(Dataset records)
####

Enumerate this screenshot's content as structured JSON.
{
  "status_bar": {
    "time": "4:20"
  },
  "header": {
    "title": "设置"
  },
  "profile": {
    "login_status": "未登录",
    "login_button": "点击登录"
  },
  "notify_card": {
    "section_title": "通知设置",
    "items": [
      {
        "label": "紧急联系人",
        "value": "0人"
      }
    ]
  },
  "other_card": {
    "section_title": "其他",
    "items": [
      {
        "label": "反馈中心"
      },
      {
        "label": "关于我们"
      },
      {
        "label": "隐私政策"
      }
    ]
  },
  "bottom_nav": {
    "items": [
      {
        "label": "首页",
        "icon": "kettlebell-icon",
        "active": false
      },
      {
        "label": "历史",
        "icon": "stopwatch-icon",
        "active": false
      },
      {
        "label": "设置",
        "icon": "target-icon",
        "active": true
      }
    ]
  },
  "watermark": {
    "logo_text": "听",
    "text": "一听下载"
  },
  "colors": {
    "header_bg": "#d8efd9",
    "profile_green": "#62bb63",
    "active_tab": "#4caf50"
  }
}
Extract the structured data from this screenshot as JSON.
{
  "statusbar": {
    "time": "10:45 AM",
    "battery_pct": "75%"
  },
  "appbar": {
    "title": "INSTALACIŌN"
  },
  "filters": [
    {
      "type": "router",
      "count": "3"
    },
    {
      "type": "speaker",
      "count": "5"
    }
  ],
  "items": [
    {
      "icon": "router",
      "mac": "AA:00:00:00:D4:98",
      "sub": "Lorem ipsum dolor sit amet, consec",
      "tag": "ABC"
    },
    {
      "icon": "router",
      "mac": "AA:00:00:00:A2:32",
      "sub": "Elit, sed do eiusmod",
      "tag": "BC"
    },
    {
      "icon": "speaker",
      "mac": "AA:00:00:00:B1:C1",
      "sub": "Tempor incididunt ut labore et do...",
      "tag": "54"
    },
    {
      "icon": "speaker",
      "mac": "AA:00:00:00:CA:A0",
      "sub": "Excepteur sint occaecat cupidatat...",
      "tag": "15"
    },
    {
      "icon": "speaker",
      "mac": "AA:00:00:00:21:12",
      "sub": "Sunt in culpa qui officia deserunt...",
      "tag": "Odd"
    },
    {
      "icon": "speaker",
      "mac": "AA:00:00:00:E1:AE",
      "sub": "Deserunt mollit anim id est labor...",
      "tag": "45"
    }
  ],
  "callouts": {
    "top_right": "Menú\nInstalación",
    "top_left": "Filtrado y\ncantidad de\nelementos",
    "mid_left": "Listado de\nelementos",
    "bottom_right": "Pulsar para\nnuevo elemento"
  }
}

####

**THE REQUEST**
Which lines hold the word "label"? Copy all of them.

**WRITTEN ANSWER**
        "label": "紧急联系人",
        "label": "反馈中心"
        "label": "关于我们"
        "label": "隐私政策"
        "label": "首页",
        "label": "历史",
        "label": "设置",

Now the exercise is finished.